DIRECTIONS:
Copy the records from the line with "Enumerate the UI" up to and including the line with "536, 725, 555]". In that copy, replace "pixel-space" with "pixel" and change nothing else.

[GIVEN DATA start]

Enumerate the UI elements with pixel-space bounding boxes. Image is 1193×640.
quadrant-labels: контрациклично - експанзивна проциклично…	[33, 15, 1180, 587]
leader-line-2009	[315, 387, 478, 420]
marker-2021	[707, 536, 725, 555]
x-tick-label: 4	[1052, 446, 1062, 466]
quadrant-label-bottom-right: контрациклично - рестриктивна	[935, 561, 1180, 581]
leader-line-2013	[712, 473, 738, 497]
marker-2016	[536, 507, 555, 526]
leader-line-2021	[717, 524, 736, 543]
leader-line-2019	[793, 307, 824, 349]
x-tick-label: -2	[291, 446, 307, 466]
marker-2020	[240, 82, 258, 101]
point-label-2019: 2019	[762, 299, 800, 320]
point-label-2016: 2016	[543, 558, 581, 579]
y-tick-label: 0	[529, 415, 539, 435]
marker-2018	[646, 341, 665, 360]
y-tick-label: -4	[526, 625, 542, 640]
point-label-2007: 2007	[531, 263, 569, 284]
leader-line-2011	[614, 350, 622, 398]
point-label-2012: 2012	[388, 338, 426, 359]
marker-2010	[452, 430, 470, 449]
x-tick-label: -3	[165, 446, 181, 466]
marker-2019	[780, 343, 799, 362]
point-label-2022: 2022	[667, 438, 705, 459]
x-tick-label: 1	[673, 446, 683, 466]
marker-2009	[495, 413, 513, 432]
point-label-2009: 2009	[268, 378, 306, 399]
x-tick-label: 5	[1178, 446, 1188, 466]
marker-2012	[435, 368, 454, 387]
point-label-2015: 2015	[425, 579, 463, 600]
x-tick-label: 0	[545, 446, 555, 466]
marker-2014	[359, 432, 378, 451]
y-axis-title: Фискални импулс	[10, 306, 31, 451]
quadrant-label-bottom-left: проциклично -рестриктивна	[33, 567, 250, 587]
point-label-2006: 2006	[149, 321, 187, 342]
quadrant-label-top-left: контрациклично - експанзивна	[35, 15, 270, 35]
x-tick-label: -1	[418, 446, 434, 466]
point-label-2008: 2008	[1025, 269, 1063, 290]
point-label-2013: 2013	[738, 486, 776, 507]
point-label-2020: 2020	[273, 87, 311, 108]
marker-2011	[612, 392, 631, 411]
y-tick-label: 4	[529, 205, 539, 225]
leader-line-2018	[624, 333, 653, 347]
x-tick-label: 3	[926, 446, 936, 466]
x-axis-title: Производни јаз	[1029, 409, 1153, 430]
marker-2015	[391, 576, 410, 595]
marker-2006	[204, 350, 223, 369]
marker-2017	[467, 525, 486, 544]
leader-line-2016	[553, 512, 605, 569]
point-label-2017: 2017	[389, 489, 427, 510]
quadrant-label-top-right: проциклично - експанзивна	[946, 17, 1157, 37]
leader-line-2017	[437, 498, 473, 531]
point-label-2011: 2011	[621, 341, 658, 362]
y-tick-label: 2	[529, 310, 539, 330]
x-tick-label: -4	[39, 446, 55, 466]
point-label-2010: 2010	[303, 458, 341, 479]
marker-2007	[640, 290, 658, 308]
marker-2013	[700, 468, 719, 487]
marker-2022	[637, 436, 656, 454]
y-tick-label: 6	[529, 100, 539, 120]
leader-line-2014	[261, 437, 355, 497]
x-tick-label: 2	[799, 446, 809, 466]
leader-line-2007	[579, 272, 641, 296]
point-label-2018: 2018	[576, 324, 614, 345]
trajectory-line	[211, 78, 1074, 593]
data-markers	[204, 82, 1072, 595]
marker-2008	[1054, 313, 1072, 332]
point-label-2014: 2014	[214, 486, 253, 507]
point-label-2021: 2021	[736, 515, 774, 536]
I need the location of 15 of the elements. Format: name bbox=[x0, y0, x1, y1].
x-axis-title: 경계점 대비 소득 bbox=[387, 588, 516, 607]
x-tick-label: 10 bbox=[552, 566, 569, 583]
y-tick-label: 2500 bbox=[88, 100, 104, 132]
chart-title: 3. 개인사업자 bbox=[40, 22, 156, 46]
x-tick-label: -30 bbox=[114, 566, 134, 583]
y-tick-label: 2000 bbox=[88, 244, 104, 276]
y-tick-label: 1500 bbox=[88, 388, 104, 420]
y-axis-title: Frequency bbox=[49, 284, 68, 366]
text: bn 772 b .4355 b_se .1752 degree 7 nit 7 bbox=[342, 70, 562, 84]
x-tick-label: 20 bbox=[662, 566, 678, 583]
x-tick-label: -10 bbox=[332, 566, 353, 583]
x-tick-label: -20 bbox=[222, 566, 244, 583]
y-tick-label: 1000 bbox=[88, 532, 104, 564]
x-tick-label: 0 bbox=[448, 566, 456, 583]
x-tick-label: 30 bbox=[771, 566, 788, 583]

[GIVEN DATA end]
[GIVEN DATA start]

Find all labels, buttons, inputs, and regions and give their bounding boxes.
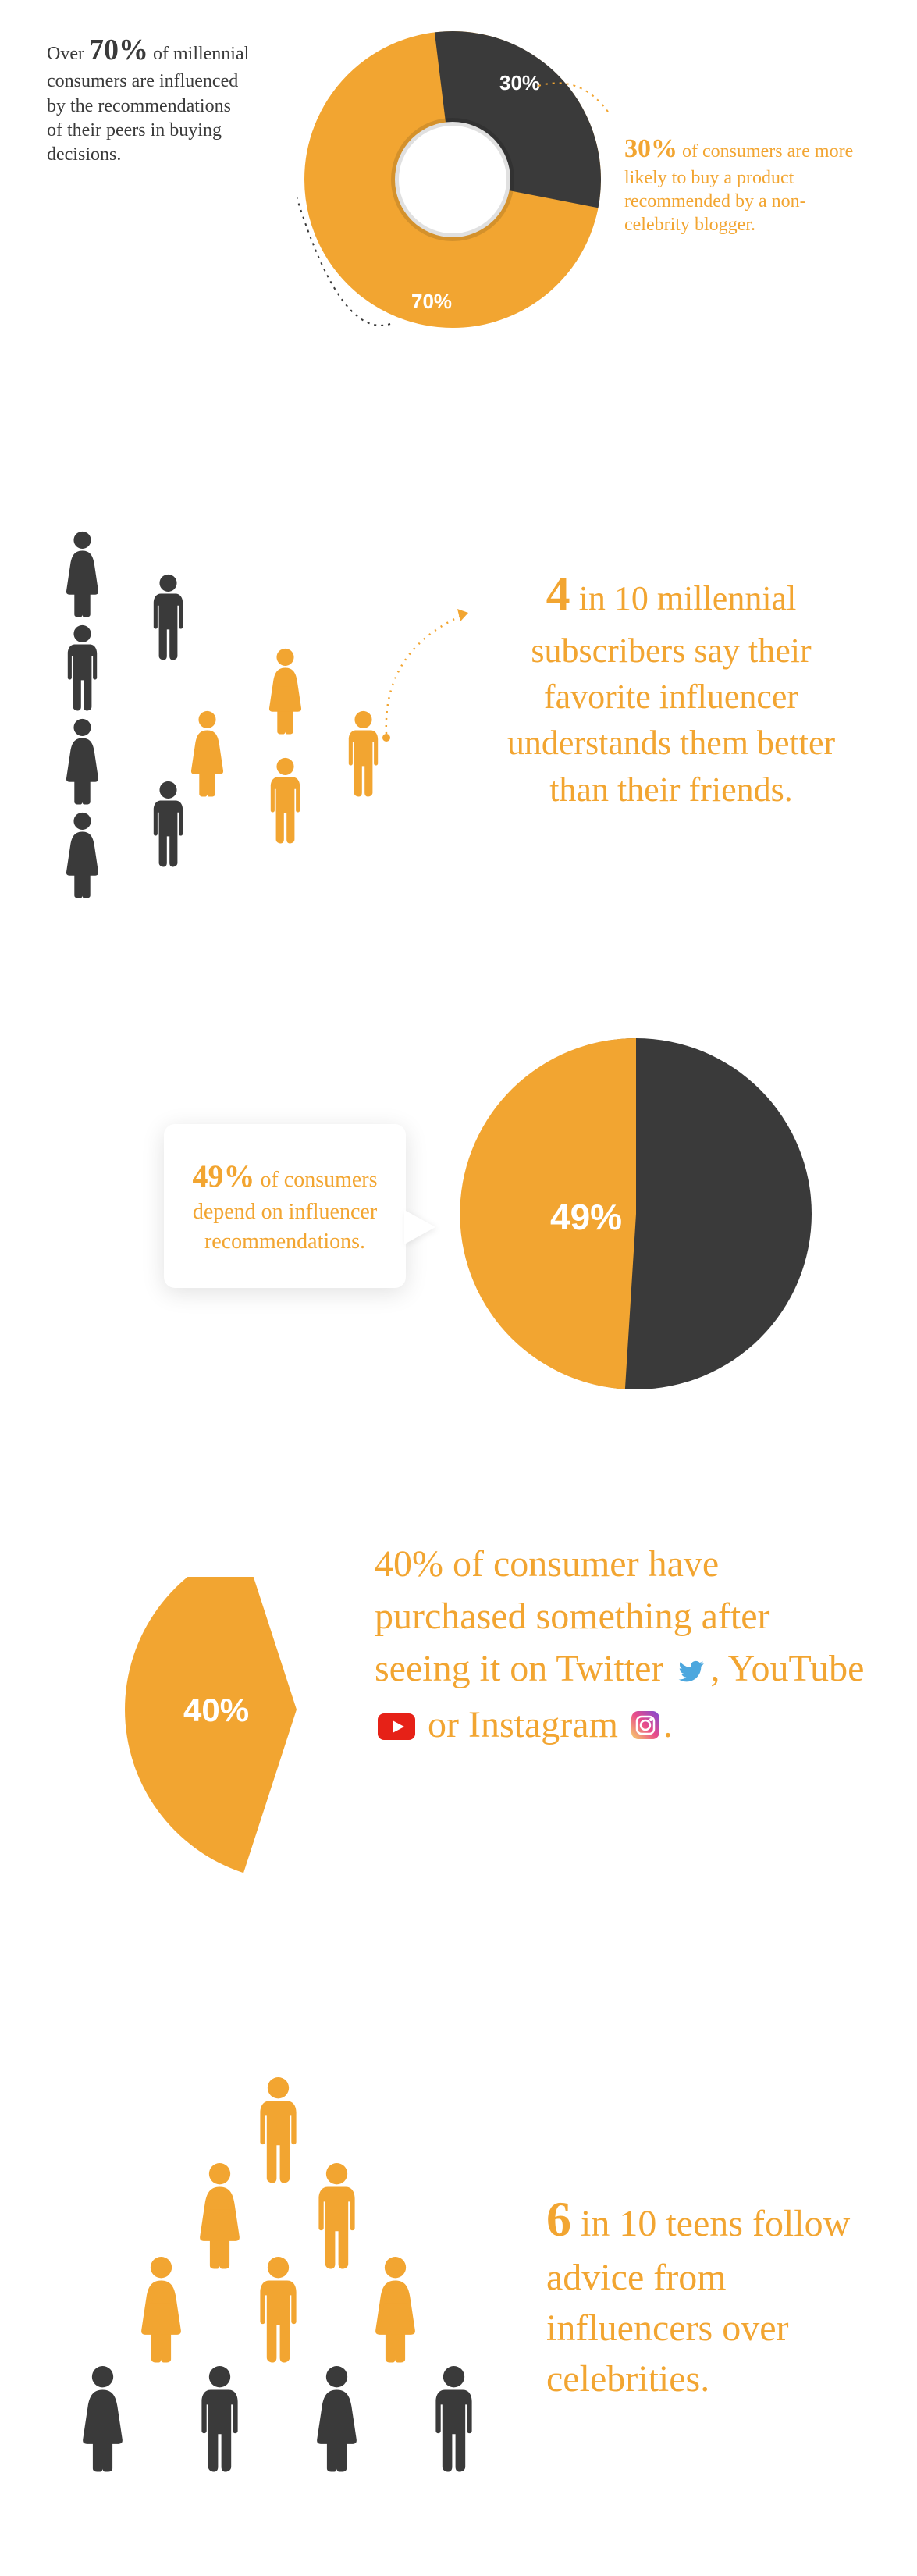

[GIVEN DATA end]

SOLUTION TO THE PROBLEM:
Enumerate the UI elements with pixel bounding boxes. Image is 1193×640.
quadrant-labels: контрациклично - експанзивна проциклично…	[33, 15, 1180, 587]
leader-line-2009	[315, 387, 478, 420]
marker-2021	[707, 536, 725, 555]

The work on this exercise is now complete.